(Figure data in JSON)
*****

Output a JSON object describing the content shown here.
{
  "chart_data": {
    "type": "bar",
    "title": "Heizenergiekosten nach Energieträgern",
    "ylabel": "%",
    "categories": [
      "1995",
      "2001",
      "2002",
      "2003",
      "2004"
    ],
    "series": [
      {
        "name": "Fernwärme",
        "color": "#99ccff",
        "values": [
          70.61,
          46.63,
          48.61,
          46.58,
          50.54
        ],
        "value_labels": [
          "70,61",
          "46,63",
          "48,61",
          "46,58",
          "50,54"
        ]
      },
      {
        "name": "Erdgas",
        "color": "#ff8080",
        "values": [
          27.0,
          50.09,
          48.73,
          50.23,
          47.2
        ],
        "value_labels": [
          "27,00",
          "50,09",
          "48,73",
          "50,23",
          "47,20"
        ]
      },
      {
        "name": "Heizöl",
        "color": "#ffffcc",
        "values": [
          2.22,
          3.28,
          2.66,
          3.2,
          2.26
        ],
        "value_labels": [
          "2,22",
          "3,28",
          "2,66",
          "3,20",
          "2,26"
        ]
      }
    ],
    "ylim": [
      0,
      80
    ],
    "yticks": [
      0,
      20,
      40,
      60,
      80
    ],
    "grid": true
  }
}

*****

▶ WHAT TO PRODUCE
All of the entries must be written out exactly as they stand.

▶ FULL RESPONSE
Output a JSON object describing the content shown here.
{
  "chart_data": {
    "type": "bar",
    "title": "Heizenergiekosten nach Energieträgern",
    "ylabel": "%",
    "categories": [
      "1995",
      "2001",
      "2002",
      "2003",
      "2004"
    ],
    "series": [
      {
        "name": "Fernwärme",
        "color": "#99ccff",
        "values": [
          70.61,
          46.63,
          48.61,
          46.58,
          50.54
        ],
        "value_labels": [
          "70,61",
          "46,63",
          "48,61",
          "46,58",
          "50,54"
        ]
      },
      {
        "name": "Erdgas",
        "color": "#ff8080",
        "values": [
          27.0,
          50.09,
          48.73,
          50.23,
          47.2
        ],
        "value_labels": [
          "27,00",
          "50,09",
          "48,73",
          "50,23",
          "47,20"
        ]
      },
      {
        "name": "Heizöl",
        "color": "#ffffcc",
        "values": [
          2.22,
          3.28,
          2.66,
          3.2,
          2.26
        ],
        "value_labels": [
          "2,22",
          "3,28",
          "2,66",
          "3,20",
          "2,26"
        ]
      }
    ],
    "ylim": [
      0,
      80
    ],
    "yticks": [
      0,
      20,
      40,
      60,
      80
    ],
    "grid": true
  }
}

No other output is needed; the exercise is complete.